Records excerpted from a collection:
BEGIN

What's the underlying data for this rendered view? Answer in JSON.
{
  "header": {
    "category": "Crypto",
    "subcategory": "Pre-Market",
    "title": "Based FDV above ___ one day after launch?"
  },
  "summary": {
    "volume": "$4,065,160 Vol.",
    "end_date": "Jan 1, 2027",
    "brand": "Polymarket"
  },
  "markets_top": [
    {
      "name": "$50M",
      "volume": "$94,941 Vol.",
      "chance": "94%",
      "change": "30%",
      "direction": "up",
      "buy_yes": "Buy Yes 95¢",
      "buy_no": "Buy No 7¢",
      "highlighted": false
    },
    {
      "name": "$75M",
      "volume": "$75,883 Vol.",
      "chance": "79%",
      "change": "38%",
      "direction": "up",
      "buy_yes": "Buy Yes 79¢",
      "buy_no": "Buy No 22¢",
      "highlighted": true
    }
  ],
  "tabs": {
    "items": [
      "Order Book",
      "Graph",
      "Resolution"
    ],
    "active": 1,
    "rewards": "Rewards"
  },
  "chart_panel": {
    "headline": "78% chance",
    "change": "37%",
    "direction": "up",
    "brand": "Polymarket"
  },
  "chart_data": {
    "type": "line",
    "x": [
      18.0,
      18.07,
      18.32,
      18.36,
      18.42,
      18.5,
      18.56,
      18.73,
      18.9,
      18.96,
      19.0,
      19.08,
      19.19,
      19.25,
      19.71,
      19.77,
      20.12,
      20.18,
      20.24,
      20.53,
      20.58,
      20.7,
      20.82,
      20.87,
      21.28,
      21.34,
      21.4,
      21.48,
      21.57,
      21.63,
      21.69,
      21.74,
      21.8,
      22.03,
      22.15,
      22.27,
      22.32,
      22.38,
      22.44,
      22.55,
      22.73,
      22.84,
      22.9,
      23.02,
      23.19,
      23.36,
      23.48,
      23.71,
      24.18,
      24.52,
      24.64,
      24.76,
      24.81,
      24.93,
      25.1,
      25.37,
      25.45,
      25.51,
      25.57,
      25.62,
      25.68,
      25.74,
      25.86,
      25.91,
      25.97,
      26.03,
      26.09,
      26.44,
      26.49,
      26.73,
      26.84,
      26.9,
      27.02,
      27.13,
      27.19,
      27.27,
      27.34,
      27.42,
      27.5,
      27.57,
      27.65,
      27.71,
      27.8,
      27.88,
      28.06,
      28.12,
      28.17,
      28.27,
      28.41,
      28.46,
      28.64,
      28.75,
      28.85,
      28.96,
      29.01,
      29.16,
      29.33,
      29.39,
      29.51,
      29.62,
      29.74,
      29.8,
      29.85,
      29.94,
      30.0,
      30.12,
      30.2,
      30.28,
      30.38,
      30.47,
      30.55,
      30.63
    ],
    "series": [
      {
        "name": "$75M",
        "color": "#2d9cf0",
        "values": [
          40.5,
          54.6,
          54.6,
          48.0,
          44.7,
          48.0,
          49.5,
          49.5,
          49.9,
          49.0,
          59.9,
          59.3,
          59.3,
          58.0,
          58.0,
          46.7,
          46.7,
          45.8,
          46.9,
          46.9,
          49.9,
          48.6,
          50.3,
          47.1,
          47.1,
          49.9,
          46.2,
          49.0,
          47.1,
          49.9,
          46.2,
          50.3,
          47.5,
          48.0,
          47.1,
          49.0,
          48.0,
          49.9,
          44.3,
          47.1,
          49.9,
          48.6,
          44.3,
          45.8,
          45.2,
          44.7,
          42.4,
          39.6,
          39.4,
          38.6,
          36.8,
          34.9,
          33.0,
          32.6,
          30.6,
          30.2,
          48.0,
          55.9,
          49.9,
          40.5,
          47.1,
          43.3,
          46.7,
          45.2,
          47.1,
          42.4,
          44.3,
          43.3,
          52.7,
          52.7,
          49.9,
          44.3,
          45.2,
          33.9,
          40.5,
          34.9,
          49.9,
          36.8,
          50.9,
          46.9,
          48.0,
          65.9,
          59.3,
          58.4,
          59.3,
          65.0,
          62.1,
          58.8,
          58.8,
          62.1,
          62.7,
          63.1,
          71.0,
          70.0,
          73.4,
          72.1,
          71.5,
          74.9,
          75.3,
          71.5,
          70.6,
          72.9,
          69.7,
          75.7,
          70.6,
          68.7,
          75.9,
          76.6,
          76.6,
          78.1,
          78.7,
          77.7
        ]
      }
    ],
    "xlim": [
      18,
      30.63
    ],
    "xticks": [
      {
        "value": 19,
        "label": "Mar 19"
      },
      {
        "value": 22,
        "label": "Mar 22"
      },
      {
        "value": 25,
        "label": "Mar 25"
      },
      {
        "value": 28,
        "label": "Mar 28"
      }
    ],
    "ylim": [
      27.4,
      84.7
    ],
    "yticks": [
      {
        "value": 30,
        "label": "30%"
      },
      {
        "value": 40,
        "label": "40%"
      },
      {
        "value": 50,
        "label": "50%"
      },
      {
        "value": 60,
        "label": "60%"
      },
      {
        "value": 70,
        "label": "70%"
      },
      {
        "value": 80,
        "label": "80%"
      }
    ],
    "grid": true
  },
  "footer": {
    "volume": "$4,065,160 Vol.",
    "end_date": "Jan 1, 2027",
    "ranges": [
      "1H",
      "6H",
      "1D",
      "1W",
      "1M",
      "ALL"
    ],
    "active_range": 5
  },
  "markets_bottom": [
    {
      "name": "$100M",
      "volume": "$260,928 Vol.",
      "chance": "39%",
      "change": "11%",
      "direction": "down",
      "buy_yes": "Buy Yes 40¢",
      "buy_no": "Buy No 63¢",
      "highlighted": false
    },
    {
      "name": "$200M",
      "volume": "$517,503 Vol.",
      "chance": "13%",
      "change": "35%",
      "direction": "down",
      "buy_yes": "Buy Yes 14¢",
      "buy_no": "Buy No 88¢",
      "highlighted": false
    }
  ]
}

END

## [EXERCISE PROMPT]
Repeat the records above exactly.

## [RESPONSE]
What's the underlying data for this rendered view? Answer in JSON.
{
  "header": {
    "category": "Crypto",
    "subcategory": "Pre-Market",
    "title": "Based FDV above ___ one day after launch?"
  },
  "summary": {
    "volume": "$4,065,160 Vol.",
    "end_date": "Jan 1, 2027",
    "brand": "Polymarket"
  },
  "markets_top": [
    {
      "name": "$50M",
      "volume": "$94,941 Vol.",
      "chance": "94%",
      "change": "30%",
      "direction": "up",
      "buy_yes": "Buy Yes 95¢",
      "buy_no": "Buy No 7¢",
      "highlighted": false
    },
    {
      "name": "$75M",
      "volume": "$75,883 Vol.",
      "chance": "79%",
      "change": "38%",
      "direction": "up",
      "buy_yes": "Buy Yes 79¢",
      "buy_no": "Buy No 22¢",
      "highlighted": true
    }
  ],
  "tabs": {
    "items": [
      "Order Book",
      "Graph",
      "Resolution"
    ],
    "active": 1,
    "rewards": "Rewards"
  },
  "chart_panel": {
    "headline": "78% chance",
    "change": "37%",
    "direction": "up",
    "brand": "Polymarket"
  },
  "chart_data": {
    "type": "line",
    "x": [
      18.0,
      18.07,
      18.32,
      18.36,
      18.42,
      18.5,
      18.56,
      18.73,
      18.9,
      18.96,
      19.0,
      19.08,
      19.19,
      19.25,
      19.71,
      19.77,
      20.12,
      20.18,
      20.24,
      20.53,
      20.58,
      20.7,
      20.82,
      20.87,
      21.28,
      21.34,
      21.4,
      21.48,
      21.57,
      21.63,
      21.69,
      21.74,
      21.8,
      22.03,
      22.15,
      22.27,
      22.32,
      22.38,
      22.44,
      22.55,
      22.73,
      22.84,
      22.9,
      23.02,
      23.19,
      23.36,
      23.48,
      23.71,
      24.18,
      24.52,
      24.64,
      24.76,
      24.81,
      24.93,
      25.1,
      25.37,
      25.45,
      25.51,
      25.57,
      25.62,
      25.68,
      25.74,
      25.86,
      25.91,
      25.97,
      26.03,
      26.09,
      26.44,
      26.49,
      26.73,
      26.84,
      26.9,
      27.02,
      27.13,
      27.19,
      27.27,
      27.34,
      27.42,
      27.5,
      27.57,
      27.65,
      27.71,
      27.8,
      27.88,
      28.06,
      28.12,
      28.17,
      28.27,
      28.41,
      28.46,
      28.64,
      28.75,
      28.85,
      28.96,
      29.01,
      29.16,
      29.33,
      29.39,
      29.51,
      29.62,
      29.74,
      29.8,
      29.85,
      29.94,
      30.0,
      30.12,
      30.2,
      30.28,
      30.38,
      30.47,
      30.55,
      30.63
    ],
    "series": [
      {
        "name": "$75M",
        "color": "#2d9cf0",
        "values": [
          40.5,
          54.6,
          54.6,
          48.0,
          44.7,
          48.0,
          49.5,
          49.5,
          49.9,
          49.0,
          59.9,
          59.3,
          59.3,
          58.0,
          58.0,
          46.7,
          46.7,
          45.8,
          46.9,
          46.9,
          49.9,
          48.6,
          50.3,
          47.1,
          47.1,
          49.9,
          46.2,
          49.0,
          47.1,
          49.9,
          46.2,
          50.3,
          47.5,
          48.0,
          47.1,
          49.0,
          48.0,
          49.9,
          44.3,
          47.1,
          49.9,
          48.6,
          44.3,
          45.8,
          45.2,
          44.7,
          42.4,
          39.6,
          39.4,
          38.6,
          36.8,
          34.9,
          33.0,
          32.6,
          30.6,
          30.2,
          48.0,
          55.9,
          49.9,
          40.5,
          47.1,
          43.3,
          46.7,
          45.2,
          47.1,
          42.4,
          44.3,
          43.3,
          52.7,
          52.7,
          49.9,
          44.3,
          45.2,
          33.9,
          40.5,
          34.9,
          49.9,
          36.8,
          50.9,
          46.9,
          48.0,
          65.9,
          59.3,
          58.4,
          59.3,
          65.0,
          62.1,
          58.8,
          58.8,
          62.1,
          62.7,
          63.1,
          71.0,
          70.0,
          73.4,
          72.1,
          71.5,
          74.9,
          75.3,
          71.5,
          70.6,
          72.9,
          69.7,
          75.7,
          70.6,
          68.7,
          75.9,
          76.6,
          76.6,
          78.1,
          78.7,
          77.7
        ]
      }
    ],
    "xlim": [
      18,
      30.63
    ],
    "xticks": [
      {
        "value": 19,
        "label": "Mar 19"
      },
      {
        "value": 22,
        "label": "Mar 22"
      },
      {
        "value": 25,
        "label": "Mar 25"
      },
      {
        "value": 28,
        "label": "Mar 28"
      }
    ],
    "ylim": [
      27.4,
      84.7
    ],
    "yticks": [
      {
        "value": 30,
        "label": "30%"
      },
      {
        "value": 40,
        "label": "40%"
      },
      {
        "value": 50,
        "label": "50%"
      },
      {
        "value": 60,
        "label": "60%"
      },
      {
        "value": 70,
        "label": "70%"
      },
      {
        "value": 80,
        "label": "80%"
      }
    ],
    "grid": true
  },
  "footer": {
    "volume": "$4,065,160 Vol.",
    "end_date": "Jan 1, 2027",
    "ranges": [
      "1H",
      "6H",
      "1D",
      "1W",
      "1M",
      "ALL"
    ],
    "active_range": 5
  },
  "markets_bottom": [
    {
      "name": "$100M",
      "volume": "$260,928 Vol.",
      "chance": "39%",
      "change": "11%",
      "direction": "down",
      "buy_yes": "Buy Yes 40¢",
      "buy_no": "Buy No 63¢",
      "highlighted": false
    },
    {
      "name": "$200M",
      "volume": "$517,503 Vol.",
      "chance": "13%",
      "change": "35%",
      "direction": "down",
      "buy_yes": "Buy Yes 14¢",
      "buy_no": "Buy No 88¢",
      "highlighted": false
    }
  ]
}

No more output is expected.